» YOUR TASK
Output the material exactly, keeping every line intact.

» DATA TO USE
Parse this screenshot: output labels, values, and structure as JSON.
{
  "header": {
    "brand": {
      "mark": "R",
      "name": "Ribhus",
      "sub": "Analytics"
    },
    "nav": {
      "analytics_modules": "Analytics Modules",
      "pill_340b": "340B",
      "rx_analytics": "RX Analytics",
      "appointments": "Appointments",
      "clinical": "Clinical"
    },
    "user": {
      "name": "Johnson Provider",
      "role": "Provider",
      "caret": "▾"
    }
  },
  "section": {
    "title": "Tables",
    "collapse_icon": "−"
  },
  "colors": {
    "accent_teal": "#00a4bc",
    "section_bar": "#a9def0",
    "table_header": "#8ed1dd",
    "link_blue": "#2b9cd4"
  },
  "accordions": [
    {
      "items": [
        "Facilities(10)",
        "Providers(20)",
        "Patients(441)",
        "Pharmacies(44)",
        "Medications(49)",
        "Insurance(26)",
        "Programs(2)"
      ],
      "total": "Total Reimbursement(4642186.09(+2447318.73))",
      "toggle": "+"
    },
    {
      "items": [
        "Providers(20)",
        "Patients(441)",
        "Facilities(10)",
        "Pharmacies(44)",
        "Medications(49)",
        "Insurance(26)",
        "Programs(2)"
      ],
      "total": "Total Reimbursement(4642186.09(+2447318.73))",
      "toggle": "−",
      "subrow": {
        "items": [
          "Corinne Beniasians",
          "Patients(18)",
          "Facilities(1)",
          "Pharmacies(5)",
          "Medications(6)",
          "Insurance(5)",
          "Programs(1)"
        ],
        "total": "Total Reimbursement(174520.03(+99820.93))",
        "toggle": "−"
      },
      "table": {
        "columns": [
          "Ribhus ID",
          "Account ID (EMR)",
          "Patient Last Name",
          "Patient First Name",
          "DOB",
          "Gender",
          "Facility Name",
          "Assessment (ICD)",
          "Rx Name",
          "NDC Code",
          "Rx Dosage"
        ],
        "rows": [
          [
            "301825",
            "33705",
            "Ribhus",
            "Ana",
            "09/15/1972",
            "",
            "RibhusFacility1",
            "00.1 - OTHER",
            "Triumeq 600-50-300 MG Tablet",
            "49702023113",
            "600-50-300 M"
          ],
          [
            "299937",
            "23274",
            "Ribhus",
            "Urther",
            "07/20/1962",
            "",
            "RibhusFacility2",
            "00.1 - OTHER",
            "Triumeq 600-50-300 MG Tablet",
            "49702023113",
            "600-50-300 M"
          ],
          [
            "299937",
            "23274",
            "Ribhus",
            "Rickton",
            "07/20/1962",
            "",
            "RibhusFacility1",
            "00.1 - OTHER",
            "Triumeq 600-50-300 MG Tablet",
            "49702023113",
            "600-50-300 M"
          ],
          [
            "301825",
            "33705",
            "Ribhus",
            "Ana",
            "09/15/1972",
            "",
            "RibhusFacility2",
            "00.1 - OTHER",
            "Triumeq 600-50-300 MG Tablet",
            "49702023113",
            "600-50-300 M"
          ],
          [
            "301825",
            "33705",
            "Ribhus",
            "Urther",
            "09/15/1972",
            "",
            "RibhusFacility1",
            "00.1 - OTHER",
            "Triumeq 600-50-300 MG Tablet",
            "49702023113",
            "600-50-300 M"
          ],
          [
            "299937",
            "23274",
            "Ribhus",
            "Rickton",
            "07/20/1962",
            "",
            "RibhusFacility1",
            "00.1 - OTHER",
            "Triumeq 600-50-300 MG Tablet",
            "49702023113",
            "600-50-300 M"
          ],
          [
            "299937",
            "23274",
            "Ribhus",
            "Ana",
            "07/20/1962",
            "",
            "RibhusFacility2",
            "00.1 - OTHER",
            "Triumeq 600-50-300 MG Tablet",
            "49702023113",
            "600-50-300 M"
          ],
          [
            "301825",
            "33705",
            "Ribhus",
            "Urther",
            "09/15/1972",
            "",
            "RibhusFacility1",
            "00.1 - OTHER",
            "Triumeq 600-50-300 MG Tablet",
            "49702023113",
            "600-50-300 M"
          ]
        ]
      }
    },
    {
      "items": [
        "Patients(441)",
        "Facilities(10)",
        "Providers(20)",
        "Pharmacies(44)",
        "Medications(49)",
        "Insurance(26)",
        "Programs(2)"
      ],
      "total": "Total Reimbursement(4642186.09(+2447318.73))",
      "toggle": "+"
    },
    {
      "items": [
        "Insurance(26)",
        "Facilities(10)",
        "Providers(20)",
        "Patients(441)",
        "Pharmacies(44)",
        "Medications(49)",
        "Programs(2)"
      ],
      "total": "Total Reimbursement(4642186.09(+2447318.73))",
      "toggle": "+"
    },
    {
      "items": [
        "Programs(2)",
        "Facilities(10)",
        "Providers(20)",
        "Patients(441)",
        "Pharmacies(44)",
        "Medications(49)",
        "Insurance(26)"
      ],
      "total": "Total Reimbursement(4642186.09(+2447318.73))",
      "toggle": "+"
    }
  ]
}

» RESPONSE TO THIS EXERCISE
Parse this screenshot: output labels, values, and structure as JSON.
{
  "header": {
    "brand": {
      "mark": "R",
      "name": "Ribhus",
      "sub": "Analytics"
    },
    "nav": {
      "analytics_modules": "Analytics Modules",
      "pill_340b": "340B",
      "rx_analytics": "RX Analytics",
      "appointments": "Appointments",
      "clinical": "Clinical"
    },
    "user": {
      "name": "Johnson Provider",
      "role": "Provider",
      "caret": "▾"
    }
  },
  "section": {
    "title": "Tables",
    "collapse_icon": "−"
  },
  "colors": {
    "accent_teal": "#00a4bc",
    "section_bar": "#a9def0",
    "table_header": "#8ed1dd",
    "link_blue": "#2b9cd4"
  },
  "accordions": [
    {
      "items": [
        "Facilities(10)",
        "Providers(20)",
        "Patients(441)",
        "Pharmacies(44)",
        "Medications(49)",
        "Insurance(26)",
        "Programs(2)"
      ],
      "total": "Total Reimbursement(4642186.09(+2447318.73))",
      "toggle": "+"
    },
    {
      "items": [
        "Providers(20)",
        "Patients(441)",
        "Facilities(10)",
        "Pharmacies(44)",
        "Medications(49)",
        "Insurance(26)",
        "Programs(2)"
      ],
      "total": "Total Reimbursement(4642186.09(+2447318.73))",
      "toggle": "−",
      "subrow": {
        "items": [
          "Corinne Beniasians",
          "Patients(18)",
          "Facilities(1)",
          "Pharmacies(5)",
          "Medications(6)",
          "Insurance(5)",
          "Programs(1)"
        ],
        "total": "Total Reimbursement(174520.03(+99820.93))",
        "toggle": "−"
      },
      "table": {
        "columns": [
          "Ribhus ID",
          "Account ID (EMR)",
          "Patient Last Name",
          "Patient First Name",
          "DOB",
          "Gender",
          "Facility Name",
          "Assessment (ICD)",
          "Rx Name",
          "NDC Code",
          "Rx Dosage"
        ],
        "rows": [
          [
            "301825",
            "33705",
            "Ribhus",
            "Ana",
            "09/15/1972",
            "",
            "RibhusFacility1",
            "00.1 - OTHER",
            "Triumeq 600-50-300 MG Tablet",
            "49702023113",
            "600-50-300 M"
          ],
          [
            "299937",
            "23274",
            "Ribhus",
            "Urther",
            "07/20/1962",
            "",
            "RibhusFacility2",
            "00.1 - OTHER",
            "Triumeq 600-50-300 MG Tablet",
            "49702023113",
            "600-50-300 M"
          ],
          [
            "299937",
            "23274",
            "Ribhus",
            "Rickton",
            "07/20/1962",
            "",
            "RibhusFacility1",
            "00.1 - OTHER",
            "Triumeq 600-50-300 MG Tablet",
            "49702023113",
            "600-50-300 M"
          ],
          [
            "301825",
            "33705",
            "Ribhus",
            "Ana",
            "09/15/1972",
            "",
            "RibhusFacility2",
            "00.1 - OTHER",
            "Triumeq 600-50-300 MG Tablet",
            "49702023113",
            "600-50-300 M"
          ],
          [
            "301825",
            "33705",
            "Ribhus",
            "Urther",
            "09/15/1972",
            "",
            "RibhusFacility1",
            "00.1 - OTHER",
            "Triumeq 600-50-300 MG Tablet",
            "49702023113",
            "600-50-300 M"
          ],
          [
            "299937",
            "23274",
            "Ribhus",
            "Rickton",
            "07/20/1962",
            "",
            "RibhusFacility1",
            "00.1 - OTHER",
            "Triumeq 600-50-300 MG Tablet",
            "49702023113",
            "600-50-300 M"
          ],
          [
            "299937",
            "23274",
            "Ribhus",
            "Ana",
            "07/20/1962",
            "",
            "RibhusFacility2",
            "00.1 - OTHER",
            "Triumeq 600-50-300 MG Tablet",
            "49702023113",
            "600-50-300 M"
          ],
          [
            "301825",
            "33705",
            "Ribhus",
            "Urther",
            "09/15/1972",
            "",
            "RibhusFacility1",
            "00.1 - OTHER",
            "Triumeq 600-50-300 MG Tablet",
            "49702023113",
            "600-50-300 M"
          ]
        ]
      }
    },
    {
      "items": [
        "Patients(441)",
        "Facilities(10)",
        "Providers(20)",
        "Pharmacies(44)",
        "Medications(49)",
        "Insurance(26)",
        "Programs(2)"
      ],
      "total": "Total Reimbursement(4642186.09(+2447318.73))",
      "toggle": "+"
    },
    {
      "items": [
        "Insurance(26)",
        "Facilities(10)",
        "Providers(20)",
        "Patients(441)",
        "Pharmacies(44)",
        "Medications(49)",
        "Programs(2)"
      ],
      "total": "Total Reimbursement(4642186.09(+2447318.73))",
      "toggle": "+"
    },
    {
      "items": [
        "Programs(2)",
        "Facilities(10)",
        "Providers(20)",
        "Patients(441)",
        "Pharmacies(44)",
        "Medications(49)",
        "Insurance(26)"
      ],
      "total": "Total Reimbursement(4642186.09(+2447318.73))",
      "toggle": "+"
    }
  ]
}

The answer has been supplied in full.